3.8 Release retrospective

“Regardless of what we discover, we understand and truly believe that everyone did the best job they could, given what they knew at the time, their skills and abilities, the resources available, and the situation at hand.” –Norm Kerth, Project Retrospectives: A Handbook for Team Review

Previous retrospective: 3.7 Retrospective

Action Items

  • [x] @loic Add to release captain docs:
    • [ ] Loic: Release captain should aggressively revert features that may cause delays.
    • [ ] All: Default to tagging regressions as release blockers.
    • [ ] All: Add high-level details like customer impact on issues so Christina can help determine whether or not it’s a release blocker.
  • [ ] @thorsten create an issue with the debugging information that would have been helpful
  • [ ] @nick figure out how to prioritize work on flakey alerts
  • [ ] Individual teams: look at the release testing grid, and decide whether further automated testing work should be prioritized & tracked in 3.9.
  • [x] @nick @christina: flip the default for RFCs to make them public by default.
  • [x] @loic update release captain docs so that release testing items are updated earlier in the milestone

Discussion Items

Loic

  • Release testing assignments
    • I assigned items in the testing grid randomly to engineers in the team that owned the item. It turned out some engineers did not have the bandwidth to go through their assigned tests (because of customer work or other obligations) and items had to be reassigned after day 1 or 2 of testing. Could we go through the testing grid quicker if it was up to each team to distribute the items they own between team members before release testing started? (+3 Farhan, loic +2, Hadrian +3) 8
      • Discussion:
        • Assignment was random, but some engineers didn’t have bandwidth, so items had to be reassigned after 1-2 days of testing.

###

→ **Given problem A**
Please echo back everything in the release retrospective from "Previous retrospective: 3.7" down to "public by default.", word for word.

###

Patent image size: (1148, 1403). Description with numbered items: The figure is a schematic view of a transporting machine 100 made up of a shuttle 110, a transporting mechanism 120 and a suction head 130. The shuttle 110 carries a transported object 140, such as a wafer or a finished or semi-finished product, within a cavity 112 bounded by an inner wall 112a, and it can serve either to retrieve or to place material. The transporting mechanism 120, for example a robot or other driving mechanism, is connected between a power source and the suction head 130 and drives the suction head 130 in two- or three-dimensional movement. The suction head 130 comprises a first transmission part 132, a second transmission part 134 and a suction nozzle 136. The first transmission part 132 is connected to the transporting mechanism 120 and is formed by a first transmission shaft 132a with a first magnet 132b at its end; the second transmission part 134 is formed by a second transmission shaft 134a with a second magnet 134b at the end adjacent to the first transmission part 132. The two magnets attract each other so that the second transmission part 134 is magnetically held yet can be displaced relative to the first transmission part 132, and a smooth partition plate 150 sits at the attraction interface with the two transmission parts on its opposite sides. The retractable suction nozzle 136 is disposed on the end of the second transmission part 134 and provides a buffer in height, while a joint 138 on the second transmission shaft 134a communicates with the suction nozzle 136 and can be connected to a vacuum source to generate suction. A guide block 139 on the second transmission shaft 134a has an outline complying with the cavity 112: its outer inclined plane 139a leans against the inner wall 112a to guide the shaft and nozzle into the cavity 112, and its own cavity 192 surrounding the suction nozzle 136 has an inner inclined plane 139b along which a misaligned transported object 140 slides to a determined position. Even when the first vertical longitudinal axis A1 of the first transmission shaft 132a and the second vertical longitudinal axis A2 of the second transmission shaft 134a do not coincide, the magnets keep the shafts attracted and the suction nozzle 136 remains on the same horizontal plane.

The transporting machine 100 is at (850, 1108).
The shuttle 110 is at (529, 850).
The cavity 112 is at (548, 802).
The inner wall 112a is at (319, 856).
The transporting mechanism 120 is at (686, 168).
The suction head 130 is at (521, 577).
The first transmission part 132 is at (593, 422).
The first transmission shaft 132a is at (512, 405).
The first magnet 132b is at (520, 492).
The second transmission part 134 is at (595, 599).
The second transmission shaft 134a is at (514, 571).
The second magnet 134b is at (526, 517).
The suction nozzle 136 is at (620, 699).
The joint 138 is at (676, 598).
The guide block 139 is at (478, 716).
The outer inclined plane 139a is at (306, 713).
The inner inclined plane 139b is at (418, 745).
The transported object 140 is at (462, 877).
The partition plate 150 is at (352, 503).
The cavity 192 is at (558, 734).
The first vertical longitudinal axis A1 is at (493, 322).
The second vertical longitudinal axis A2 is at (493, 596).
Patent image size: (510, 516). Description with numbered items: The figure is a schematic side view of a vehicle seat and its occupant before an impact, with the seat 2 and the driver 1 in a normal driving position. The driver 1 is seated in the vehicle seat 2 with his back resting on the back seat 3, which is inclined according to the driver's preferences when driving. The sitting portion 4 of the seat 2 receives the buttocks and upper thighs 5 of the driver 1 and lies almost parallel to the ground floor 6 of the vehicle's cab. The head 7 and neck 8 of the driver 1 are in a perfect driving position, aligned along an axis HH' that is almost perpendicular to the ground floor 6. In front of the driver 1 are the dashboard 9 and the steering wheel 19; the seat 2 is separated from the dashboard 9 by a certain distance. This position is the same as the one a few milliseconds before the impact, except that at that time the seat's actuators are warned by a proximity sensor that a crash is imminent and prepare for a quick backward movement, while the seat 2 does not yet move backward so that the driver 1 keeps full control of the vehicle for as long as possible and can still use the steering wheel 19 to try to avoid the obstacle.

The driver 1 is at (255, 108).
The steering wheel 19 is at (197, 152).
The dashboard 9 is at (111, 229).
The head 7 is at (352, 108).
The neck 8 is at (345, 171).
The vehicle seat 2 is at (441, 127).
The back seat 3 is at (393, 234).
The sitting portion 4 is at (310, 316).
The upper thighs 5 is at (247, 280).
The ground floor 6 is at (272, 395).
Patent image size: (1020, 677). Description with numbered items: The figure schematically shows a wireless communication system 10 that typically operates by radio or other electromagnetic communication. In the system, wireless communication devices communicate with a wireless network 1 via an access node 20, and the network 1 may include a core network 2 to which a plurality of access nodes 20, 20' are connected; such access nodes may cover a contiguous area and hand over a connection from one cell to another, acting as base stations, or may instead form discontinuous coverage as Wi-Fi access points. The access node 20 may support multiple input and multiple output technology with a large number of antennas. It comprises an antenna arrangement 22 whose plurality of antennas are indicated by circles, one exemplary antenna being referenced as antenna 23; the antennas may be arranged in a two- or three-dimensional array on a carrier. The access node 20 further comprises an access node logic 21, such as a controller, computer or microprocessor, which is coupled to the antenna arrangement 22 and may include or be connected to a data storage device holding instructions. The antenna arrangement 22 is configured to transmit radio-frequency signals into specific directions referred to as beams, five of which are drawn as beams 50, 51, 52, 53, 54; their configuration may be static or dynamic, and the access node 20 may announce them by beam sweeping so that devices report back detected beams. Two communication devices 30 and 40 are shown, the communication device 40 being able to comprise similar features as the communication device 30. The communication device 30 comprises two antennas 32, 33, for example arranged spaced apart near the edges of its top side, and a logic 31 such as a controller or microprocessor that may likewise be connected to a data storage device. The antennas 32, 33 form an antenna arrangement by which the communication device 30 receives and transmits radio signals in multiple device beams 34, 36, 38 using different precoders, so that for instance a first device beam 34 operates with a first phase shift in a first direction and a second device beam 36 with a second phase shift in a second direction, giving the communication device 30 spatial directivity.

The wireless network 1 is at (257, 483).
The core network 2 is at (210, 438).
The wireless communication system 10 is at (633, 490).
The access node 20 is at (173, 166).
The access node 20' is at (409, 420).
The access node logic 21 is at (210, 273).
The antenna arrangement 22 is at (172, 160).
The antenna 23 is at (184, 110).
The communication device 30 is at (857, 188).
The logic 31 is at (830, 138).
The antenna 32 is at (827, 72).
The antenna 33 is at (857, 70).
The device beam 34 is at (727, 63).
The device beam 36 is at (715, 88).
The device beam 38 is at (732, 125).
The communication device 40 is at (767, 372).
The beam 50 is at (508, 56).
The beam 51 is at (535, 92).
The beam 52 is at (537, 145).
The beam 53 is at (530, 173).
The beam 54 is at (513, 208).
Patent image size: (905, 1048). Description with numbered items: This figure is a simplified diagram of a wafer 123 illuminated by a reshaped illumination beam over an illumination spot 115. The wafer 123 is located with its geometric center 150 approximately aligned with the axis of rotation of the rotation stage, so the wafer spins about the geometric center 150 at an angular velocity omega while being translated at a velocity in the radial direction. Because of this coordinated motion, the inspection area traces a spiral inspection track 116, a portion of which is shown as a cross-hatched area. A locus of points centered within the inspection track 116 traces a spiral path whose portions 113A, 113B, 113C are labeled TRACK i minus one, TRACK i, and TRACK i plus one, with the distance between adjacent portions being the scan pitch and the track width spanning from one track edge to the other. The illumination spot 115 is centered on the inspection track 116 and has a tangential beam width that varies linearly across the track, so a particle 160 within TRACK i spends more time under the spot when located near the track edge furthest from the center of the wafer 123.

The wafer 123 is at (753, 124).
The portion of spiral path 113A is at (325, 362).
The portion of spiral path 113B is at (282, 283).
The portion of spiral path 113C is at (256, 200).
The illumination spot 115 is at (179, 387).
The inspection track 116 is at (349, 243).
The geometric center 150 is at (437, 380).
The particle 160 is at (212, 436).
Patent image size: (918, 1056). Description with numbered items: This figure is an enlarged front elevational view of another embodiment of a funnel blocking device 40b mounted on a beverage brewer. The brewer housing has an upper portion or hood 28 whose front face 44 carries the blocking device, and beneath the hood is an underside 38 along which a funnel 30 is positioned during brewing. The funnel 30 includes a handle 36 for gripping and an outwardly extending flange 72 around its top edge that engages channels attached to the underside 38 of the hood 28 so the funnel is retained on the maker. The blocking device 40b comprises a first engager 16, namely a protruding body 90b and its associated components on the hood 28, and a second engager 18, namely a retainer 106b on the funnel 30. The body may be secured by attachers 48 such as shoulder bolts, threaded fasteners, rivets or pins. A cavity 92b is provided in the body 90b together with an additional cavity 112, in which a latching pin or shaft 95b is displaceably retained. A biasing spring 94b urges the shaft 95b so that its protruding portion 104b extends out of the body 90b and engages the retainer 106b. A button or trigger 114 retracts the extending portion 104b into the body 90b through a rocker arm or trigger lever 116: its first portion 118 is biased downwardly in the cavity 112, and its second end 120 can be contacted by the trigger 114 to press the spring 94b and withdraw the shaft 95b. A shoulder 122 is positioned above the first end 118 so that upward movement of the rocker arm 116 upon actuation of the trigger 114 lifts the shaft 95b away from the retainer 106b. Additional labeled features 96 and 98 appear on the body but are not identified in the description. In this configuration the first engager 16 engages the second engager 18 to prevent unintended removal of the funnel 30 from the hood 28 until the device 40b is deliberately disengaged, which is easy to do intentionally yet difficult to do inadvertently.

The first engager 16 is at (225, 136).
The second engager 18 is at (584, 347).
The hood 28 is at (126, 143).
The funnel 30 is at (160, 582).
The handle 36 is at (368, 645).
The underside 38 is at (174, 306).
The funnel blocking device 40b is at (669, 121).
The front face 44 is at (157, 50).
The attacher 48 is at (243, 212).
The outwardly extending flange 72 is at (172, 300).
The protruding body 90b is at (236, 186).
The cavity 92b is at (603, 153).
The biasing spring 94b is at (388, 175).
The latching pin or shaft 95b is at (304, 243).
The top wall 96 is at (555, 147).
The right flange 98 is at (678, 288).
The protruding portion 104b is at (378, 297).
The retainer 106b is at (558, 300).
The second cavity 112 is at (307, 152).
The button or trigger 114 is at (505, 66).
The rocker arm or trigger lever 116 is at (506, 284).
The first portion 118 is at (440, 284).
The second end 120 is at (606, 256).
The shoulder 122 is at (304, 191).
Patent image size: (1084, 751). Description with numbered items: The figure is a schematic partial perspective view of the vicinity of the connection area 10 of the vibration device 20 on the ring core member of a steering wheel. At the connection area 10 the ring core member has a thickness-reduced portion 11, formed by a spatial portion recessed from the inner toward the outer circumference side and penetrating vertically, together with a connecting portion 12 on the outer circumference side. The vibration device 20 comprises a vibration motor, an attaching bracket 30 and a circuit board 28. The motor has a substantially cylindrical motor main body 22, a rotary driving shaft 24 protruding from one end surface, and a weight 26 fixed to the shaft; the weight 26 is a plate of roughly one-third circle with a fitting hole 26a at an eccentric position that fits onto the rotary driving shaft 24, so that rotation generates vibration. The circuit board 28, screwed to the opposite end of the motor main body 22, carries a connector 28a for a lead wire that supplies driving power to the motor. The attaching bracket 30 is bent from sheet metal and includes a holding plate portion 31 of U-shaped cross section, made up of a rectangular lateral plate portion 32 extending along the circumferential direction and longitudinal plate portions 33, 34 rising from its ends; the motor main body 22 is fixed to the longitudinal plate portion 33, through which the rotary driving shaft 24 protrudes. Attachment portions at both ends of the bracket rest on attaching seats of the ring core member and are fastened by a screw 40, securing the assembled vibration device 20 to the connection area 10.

###

→ **Given problem B**
Duplicate everything in the rows from the line containing "Patent image size: (510, 516)." down to the line containing "The neck 8 is at (345, 171).", including both of those lines.

→ **Task solution A**
Previous retrospective: 3.7 Retrospective

Action Items

  • [x] @loic Add to release captain docs:
    • [ ] Loic: Release captain should aggressively revert features that may cause delays.
    • [ ] All: Default to tagging regressions as release blockers.
    • [ ] All: Add high-level details like customer impact on issues so Christina can help determine whether or not it’s a release blocker.
  • [ ] @thorsten create an issue with the debugging information that would have been helpful
  • [ ] @nick figure out how to prioritize work on flakey alerts
  • [ ] Individual teams: look at the release testing grid, and decide whether further automated testing work should be prioritized & tracked in 3.9.
  • [x] @nick @christina: flip the default for RFCs to make them public by default.

→ **Task solution B**
Patent image size: (510, 516). Description with numbered items: The figure is a schematic side view of a vehicle seat and its occupant before an impact, with the seat 2 and the driver 1 in a normal driving position. The driver 1 is seated in the vehicle seat 2 with his back resting on the back seat 3, which is inclined according to the driver's preferences when driving. The sitting portion 4 of the seat 2 receives the buttocks and upper thighs 5 of the driver 1 and lies almost parallel to the ground floor 6 of the vehicle's cab. The head 7 and neck 8 of the driver 1 are in a perfect driving position, aligned along an axis HH' that is almost perpendicular to the ground floor 6. In front of the driver 1 are the dashboard 9 and the steering wheel 19; the seat 2 is separated from the dashboard 9 by a certain distance. This position is the same as the one a few milliseconds before the impact, except that at that time the seat's actuators are warned by a proximity sensor that a crash is imminent and prepare for a quick backward movement, while the seat 2 does not yet move backward so that the driver 1 keeps full control of the vehicle for as long as possible and can still use the steering wheel 19 to try to avoid the obstacle.

The driver 1 is at (255, 108).
The steering wheel 19 is at (197, 152).
The dashboard 9 is at (111, 229).
The head 7 is at (352, 108).
The neck 8 is at (345, 171).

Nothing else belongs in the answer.